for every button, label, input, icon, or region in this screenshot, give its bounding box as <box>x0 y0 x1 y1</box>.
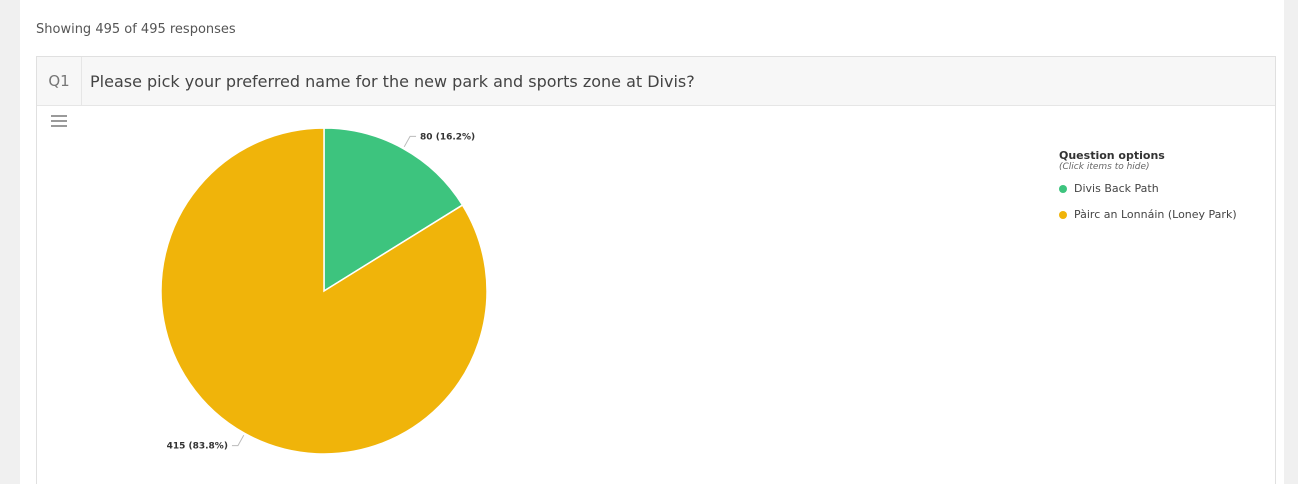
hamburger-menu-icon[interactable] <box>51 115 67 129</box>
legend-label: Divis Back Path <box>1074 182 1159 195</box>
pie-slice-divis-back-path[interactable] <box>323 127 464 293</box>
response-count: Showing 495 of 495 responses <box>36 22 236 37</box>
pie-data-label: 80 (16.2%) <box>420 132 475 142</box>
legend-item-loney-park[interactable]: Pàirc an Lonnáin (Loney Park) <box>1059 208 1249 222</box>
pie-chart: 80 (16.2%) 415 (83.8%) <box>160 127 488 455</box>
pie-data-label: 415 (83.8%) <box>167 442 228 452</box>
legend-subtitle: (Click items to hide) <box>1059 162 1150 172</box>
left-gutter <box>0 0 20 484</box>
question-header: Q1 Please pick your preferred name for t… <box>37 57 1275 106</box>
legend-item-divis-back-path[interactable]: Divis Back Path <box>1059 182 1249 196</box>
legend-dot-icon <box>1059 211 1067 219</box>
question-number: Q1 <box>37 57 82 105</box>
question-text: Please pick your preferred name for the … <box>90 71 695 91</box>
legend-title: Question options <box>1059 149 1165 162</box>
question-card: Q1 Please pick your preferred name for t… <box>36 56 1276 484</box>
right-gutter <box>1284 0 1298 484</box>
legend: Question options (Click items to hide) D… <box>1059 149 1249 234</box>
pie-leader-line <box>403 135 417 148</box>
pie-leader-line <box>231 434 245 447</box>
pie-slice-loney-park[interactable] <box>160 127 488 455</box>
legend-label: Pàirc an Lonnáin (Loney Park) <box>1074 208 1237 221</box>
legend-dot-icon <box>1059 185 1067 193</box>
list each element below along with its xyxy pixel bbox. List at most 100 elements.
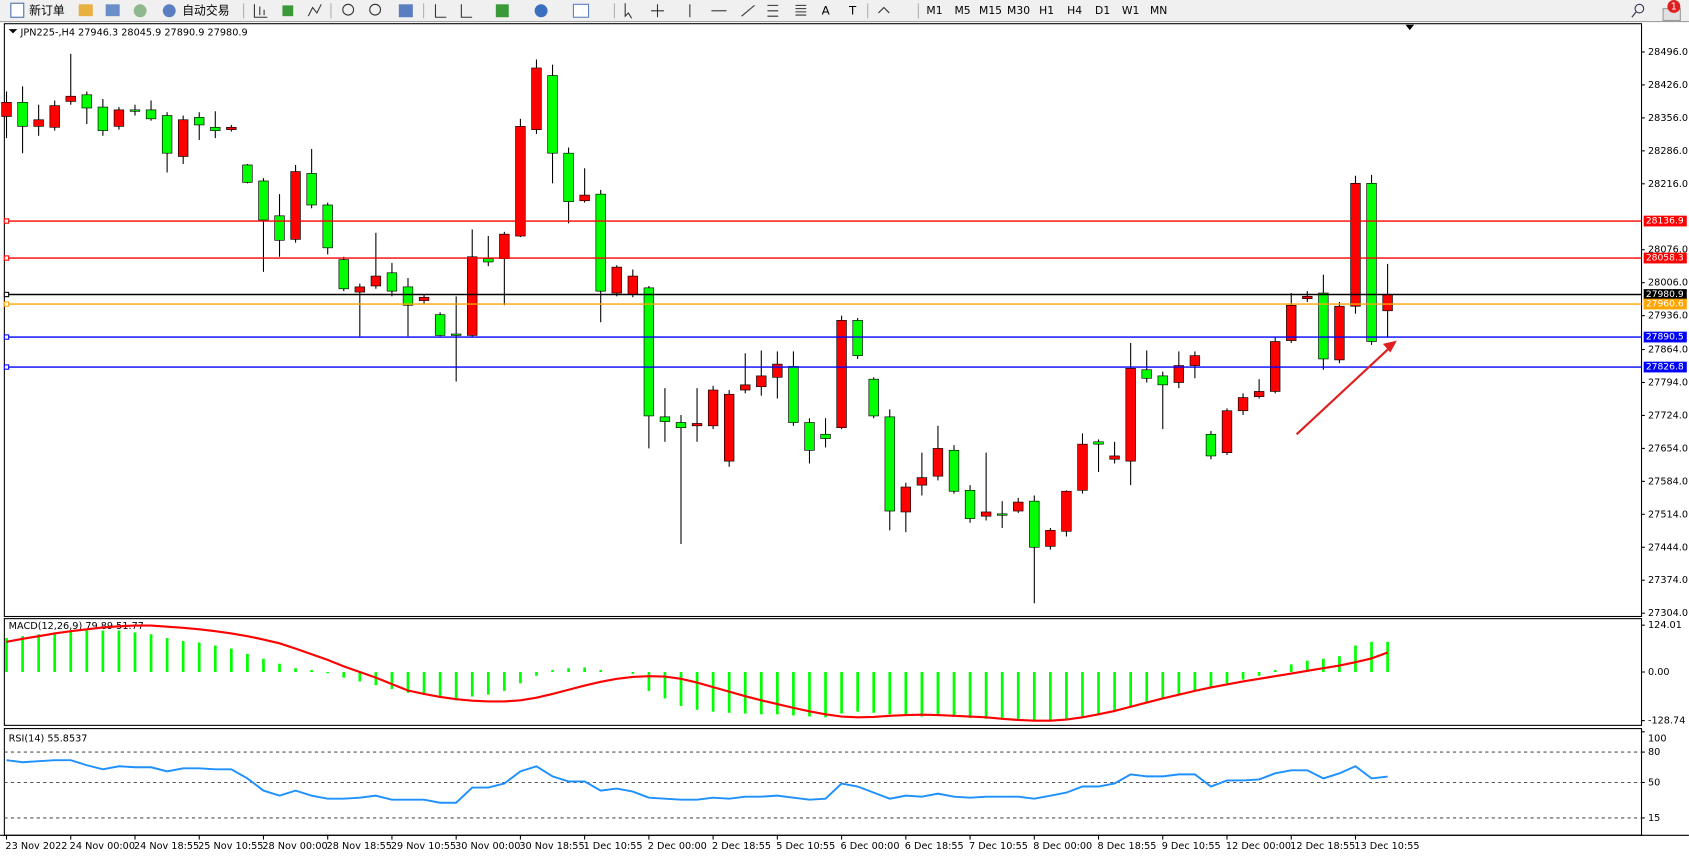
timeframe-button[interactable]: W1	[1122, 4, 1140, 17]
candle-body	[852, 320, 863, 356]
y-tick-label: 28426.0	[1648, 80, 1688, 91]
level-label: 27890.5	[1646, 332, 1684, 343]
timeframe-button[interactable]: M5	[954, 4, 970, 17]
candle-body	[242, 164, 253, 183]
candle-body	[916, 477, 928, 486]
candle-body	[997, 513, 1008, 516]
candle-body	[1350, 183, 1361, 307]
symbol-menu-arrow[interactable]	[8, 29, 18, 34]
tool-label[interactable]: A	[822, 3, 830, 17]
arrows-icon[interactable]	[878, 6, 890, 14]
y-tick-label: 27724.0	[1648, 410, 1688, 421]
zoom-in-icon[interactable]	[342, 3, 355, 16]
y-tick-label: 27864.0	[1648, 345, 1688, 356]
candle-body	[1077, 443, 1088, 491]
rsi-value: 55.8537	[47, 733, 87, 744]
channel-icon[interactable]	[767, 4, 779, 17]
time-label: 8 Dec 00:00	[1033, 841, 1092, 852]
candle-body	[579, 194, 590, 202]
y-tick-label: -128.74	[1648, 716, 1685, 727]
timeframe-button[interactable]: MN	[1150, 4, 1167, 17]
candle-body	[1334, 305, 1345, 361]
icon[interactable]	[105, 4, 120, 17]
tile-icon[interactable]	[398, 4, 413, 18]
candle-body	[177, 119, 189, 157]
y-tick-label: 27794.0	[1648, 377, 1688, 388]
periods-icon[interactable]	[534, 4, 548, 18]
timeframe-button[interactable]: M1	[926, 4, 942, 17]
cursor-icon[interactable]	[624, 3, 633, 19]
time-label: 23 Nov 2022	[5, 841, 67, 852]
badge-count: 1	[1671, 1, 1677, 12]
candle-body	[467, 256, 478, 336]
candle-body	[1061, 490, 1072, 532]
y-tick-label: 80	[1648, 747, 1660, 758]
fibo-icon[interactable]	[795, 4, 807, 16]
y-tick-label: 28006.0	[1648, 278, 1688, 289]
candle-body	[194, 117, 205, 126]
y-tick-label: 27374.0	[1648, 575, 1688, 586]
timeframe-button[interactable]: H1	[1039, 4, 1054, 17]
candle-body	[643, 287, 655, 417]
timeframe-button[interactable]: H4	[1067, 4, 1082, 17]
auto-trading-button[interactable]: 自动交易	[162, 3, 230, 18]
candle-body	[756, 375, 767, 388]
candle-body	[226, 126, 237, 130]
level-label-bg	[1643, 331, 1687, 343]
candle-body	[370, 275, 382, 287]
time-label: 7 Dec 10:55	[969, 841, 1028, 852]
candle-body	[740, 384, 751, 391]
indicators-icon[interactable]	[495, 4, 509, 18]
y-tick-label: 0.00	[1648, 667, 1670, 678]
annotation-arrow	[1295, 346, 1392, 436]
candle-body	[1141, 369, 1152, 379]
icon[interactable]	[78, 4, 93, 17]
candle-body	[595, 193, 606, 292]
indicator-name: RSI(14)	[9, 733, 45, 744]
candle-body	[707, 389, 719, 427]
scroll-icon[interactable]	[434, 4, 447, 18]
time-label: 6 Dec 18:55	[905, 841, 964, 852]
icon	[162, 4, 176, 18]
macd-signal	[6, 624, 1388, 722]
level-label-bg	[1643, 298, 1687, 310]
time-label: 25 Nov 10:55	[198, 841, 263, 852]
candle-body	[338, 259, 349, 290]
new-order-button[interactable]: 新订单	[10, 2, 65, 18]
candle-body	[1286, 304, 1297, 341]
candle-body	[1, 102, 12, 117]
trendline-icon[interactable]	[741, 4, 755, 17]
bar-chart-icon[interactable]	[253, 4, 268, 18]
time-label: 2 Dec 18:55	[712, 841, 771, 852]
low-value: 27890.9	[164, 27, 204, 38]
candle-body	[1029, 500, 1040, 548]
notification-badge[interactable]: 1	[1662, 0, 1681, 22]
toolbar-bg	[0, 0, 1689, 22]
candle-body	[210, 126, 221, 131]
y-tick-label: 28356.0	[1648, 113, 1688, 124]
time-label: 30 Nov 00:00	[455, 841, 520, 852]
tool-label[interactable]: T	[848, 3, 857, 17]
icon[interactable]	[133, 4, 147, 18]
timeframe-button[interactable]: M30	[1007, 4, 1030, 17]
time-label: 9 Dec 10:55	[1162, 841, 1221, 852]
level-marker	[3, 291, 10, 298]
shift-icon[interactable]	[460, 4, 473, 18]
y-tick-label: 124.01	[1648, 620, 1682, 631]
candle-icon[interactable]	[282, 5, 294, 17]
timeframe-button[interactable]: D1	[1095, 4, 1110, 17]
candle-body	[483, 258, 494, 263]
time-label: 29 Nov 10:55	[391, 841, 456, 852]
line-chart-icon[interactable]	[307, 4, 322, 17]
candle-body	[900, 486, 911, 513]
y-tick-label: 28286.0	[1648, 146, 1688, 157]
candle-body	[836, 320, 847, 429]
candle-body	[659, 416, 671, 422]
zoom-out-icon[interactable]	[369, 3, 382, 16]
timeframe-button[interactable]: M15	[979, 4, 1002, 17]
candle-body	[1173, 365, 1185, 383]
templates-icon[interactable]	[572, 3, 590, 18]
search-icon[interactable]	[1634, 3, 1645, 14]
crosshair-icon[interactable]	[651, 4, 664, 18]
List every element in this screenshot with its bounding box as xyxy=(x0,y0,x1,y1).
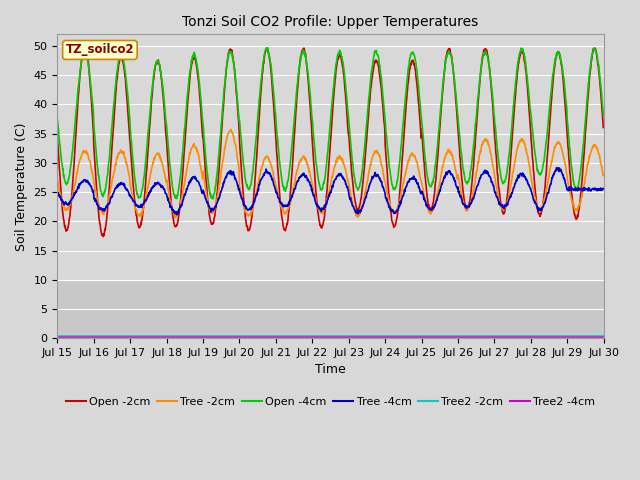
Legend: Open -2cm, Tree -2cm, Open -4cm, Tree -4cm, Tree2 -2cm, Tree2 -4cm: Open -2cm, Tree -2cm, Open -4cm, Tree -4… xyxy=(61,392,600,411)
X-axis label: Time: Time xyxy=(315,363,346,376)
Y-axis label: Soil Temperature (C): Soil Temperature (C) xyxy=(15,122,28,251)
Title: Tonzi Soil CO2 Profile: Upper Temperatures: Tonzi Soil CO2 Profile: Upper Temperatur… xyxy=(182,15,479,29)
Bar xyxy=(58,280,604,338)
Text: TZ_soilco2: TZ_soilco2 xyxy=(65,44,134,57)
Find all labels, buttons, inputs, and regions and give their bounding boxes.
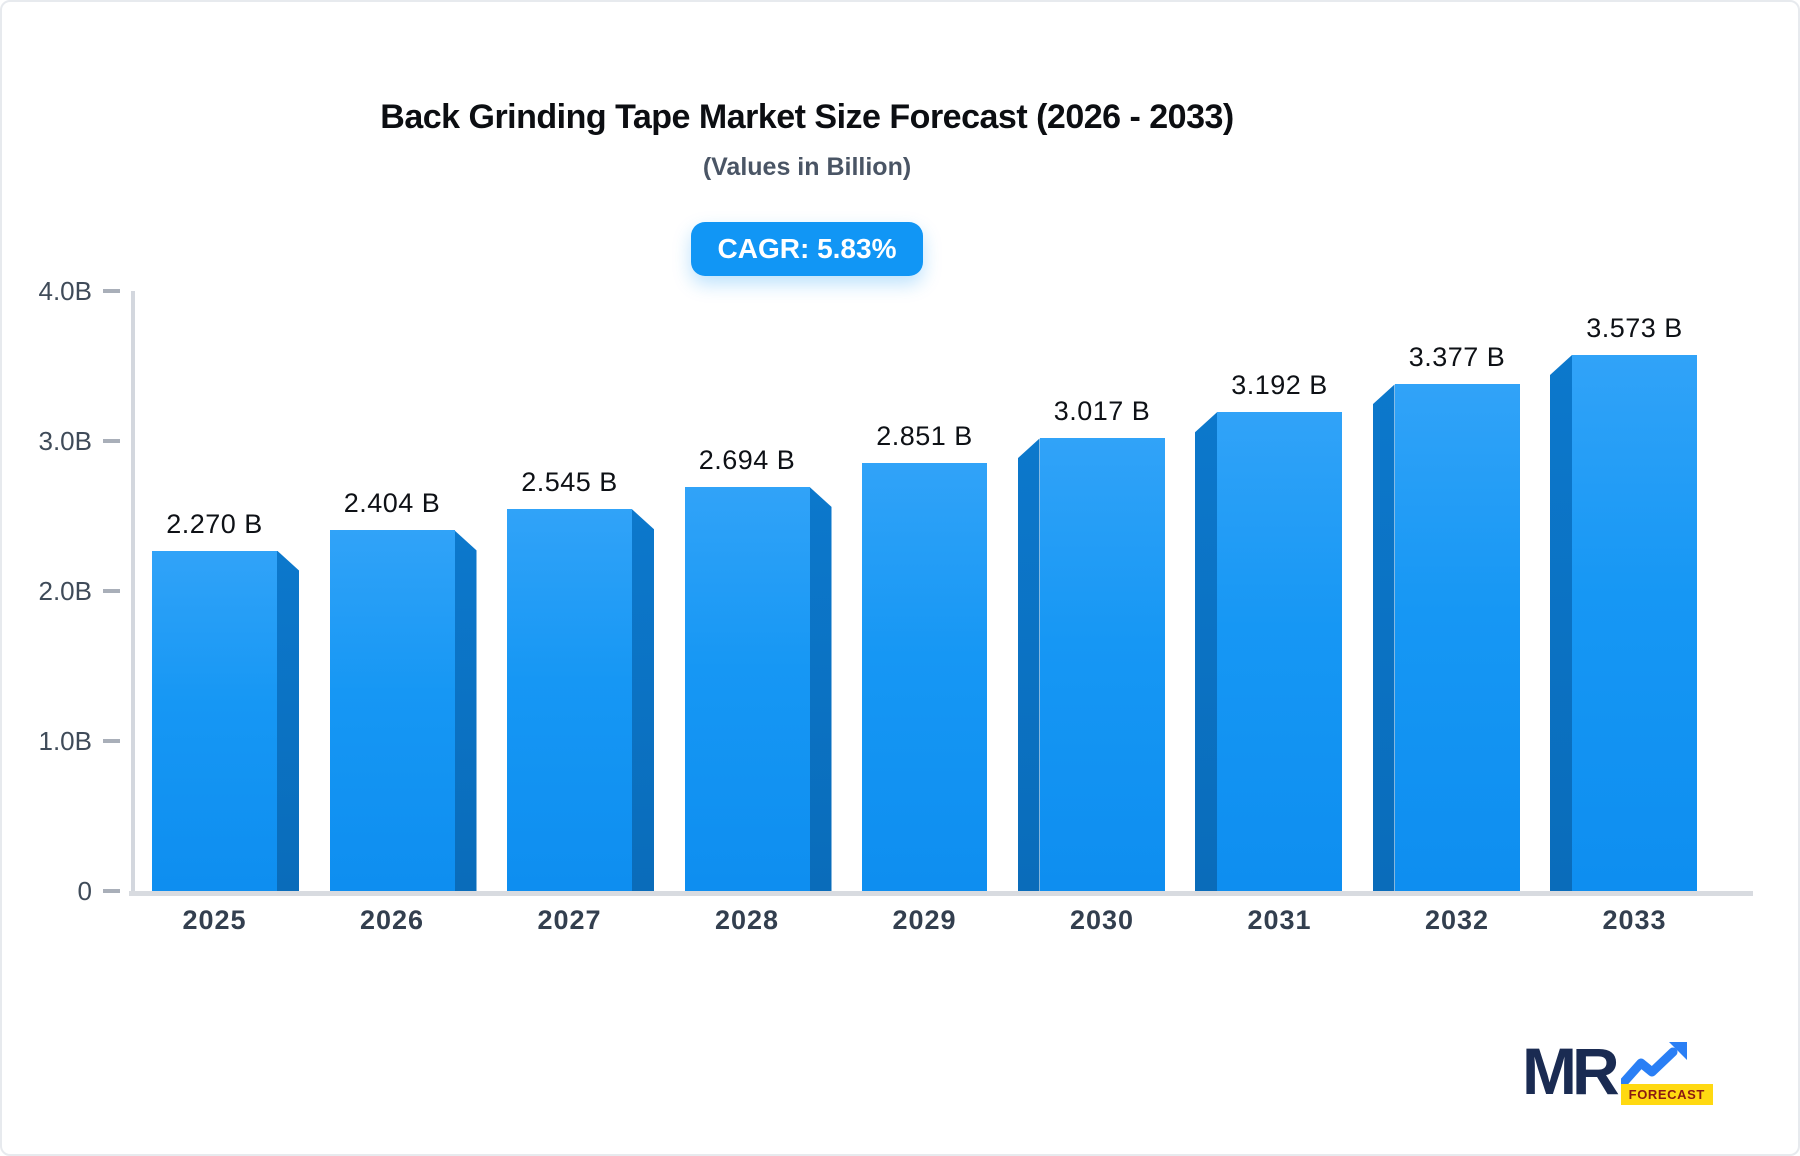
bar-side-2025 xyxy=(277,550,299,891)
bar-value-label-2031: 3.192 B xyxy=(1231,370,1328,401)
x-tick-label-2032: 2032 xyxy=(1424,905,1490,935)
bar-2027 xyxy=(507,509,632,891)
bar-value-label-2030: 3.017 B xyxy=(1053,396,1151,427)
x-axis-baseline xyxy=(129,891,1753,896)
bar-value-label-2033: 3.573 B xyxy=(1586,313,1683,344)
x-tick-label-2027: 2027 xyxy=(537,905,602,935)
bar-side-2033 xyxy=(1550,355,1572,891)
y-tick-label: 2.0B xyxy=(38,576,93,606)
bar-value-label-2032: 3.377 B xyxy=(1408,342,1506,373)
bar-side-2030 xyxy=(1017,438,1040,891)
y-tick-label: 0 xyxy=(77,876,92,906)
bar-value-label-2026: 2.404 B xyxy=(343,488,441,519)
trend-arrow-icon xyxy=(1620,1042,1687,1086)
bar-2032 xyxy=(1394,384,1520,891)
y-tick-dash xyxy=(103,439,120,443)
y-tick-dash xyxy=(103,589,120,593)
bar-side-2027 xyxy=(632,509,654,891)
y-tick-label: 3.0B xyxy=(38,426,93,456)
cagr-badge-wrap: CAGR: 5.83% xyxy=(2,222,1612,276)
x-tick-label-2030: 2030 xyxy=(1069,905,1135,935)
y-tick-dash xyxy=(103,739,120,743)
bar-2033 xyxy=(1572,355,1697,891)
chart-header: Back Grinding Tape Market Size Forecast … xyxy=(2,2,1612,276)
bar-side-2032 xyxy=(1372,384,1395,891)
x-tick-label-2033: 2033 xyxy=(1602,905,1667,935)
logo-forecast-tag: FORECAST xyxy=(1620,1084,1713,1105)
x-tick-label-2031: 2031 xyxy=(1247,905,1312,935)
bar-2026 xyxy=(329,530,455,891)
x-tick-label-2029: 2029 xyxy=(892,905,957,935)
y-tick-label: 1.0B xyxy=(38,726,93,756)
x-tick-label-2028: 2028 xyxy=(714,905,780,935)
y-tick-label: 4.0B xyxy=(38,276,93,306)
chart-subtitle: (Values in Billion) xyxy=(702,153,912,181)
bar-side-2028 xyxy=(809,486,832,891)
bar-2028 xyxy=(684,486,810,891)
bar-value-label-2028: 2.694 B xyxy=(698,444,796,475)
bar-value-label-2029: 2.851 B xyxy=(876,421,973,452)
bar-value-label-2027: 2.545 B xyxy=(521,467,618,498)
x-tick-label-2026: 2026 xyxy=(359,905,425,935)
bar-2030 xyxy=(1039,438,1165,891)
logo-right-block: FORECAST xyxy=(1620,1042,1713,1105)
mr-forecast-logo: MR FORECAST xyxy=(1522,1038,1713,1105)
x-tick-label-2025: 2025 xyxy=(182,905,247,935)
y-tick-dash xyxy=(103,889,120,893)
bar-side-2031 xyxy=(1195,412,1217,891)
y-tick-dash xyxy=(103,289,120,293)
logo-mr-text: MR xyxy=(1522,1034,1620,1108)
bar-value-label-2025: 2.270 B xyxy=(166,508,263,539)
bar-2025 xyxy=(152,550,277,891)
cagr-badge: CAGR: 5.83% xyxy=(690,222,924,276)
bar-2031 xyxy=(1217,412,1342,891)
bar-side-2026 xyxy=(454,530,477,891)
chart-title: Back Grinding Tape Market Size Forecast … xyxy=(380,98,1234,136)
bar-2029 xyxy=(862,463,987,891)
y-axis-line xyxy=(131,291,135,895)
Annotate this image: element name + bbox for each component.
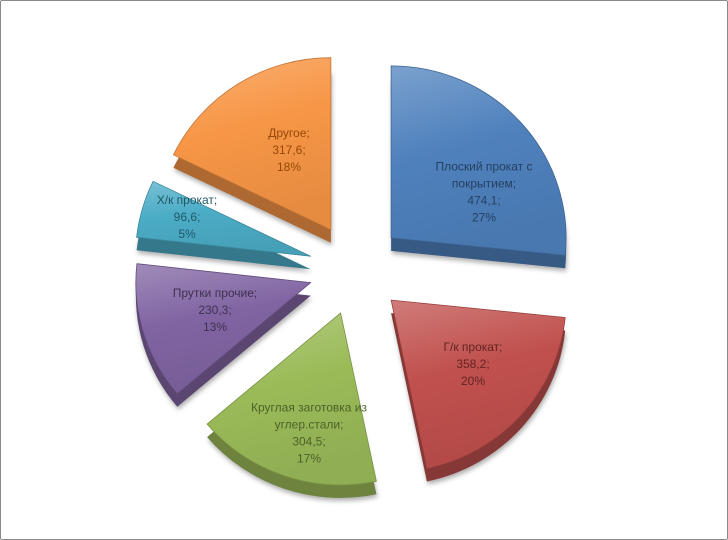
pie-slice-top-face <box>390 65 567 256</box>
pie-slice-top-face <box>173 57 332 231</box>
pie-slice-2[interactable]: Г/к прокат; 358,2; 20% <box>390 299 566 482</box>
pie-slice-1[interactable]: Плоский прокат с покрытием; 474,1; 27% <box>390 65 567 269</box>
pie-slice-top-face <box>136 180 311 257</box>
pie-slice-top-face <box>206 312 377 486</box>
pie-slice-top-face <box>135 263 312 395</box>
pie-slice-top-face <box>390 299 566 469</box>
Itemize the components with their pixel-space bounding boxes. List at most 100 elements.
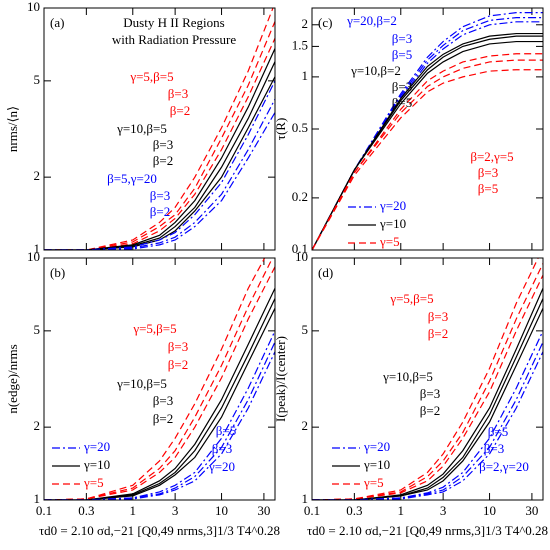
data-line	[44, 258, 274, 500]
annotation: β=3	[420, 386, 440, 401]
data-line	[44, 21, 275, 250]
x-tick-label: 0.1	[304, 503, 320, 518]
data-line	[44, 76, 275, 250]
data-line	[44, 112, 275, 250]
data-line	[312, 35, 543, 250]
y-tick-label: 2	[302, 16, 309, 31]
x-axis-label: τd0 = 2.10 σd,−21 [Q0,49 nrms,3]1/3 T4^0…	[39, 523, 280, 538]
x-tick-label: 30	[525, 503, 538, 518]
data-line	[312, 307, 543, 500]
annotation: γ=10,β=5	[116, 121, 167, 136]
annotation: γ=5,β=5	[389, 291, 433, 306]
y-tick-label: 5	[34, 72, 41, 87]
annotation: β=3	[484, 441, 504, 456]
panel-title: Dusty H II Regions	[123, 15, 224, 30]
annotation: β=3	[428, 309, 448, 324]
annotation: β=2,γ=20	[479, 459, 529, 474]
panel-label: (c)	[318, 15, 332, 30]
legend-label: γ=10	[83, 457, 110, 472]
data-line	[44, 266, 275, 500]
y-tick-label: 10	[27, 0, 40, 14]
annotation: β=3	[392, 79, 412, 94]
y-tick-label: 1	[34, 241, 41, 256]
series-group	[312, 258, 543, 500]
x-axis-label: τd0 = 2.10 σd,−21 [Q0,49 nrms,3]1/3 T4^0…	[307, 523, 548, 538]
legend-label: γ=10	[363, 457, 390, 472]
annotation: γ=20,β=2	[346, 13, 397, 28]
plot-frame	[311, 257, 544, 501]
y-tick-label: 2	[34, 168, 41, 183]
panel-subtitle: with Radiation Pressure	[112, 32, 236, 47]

Exercise
Copy the listing lines exactly, beginning at the line that contains "hamburger-menu-icon[interactable] <box>51 115" and stopping after the line that contains "list each element".

Result
hamburger-menu-icon[interactable] <box>51 115 67 129</box>
legend-label: Divis Back Path <box>1074 182 1159 195</box>
pie-slice-divis-back-path[interactable] <box>323 127 464 293</box>
response-count: Showing 495 of 495 responses <box>36 22 236 37</box>
pie-data-label: 80 (16.2%) <box>420 132 475 142</box>
legend-item-loney-park[interactable]: Pàirc an Lonnáin (Loney Park) <box>1059 208 1249 222</box>
pie-chart: 80 (16.2%) 415 (83.8%) <box>160 127 488 455</box>
pie-data-label: 415 (83.8%) <box>167 442 228 452</box>
legend-subtitle: (Click items to hide) <box>1059 162 1150 172</box>
left-gutter <box>0 0 20 484</box>
question-header: Q1 Please pick your preferred name for t… <box>37 57 1275 106</box>
legend-item-divis-back-path[interactable]: Divis Back Path <box>1059 182 1249 196</box>
legend-dot-icon <box>1059 211 1067 219</box>
question-number: Q1 <box>37 57 82 105</box>
question-text: Please pick your preferred name for the … <box>90 71 695 91</box>
legend-title: Question options <box>1059 149 1165 162</box>
question-card: Q1 Please pick your preferred name for t… <box>36 56 1276 484</box>
right-gutter <box>1284 0 1298 484</box>
legend: Question options (Click items to hide) D… <box>1059 149 1249 234</box>
pie-leader-line <box>403 135 417 148</box>
pie-leader-line <box>231 434 245 447</box>
pie-slice-loney-park[interactable] <box>160 127 488 455</box>
legend-label: Pàirc an Lonnáin (Loney Park) <box>1074 208 1237 221</box>
legend-dot-icon <box>1059 185 1067 193</box>
list each element below along with its xyxy pixel bbox. List at most 100 elements.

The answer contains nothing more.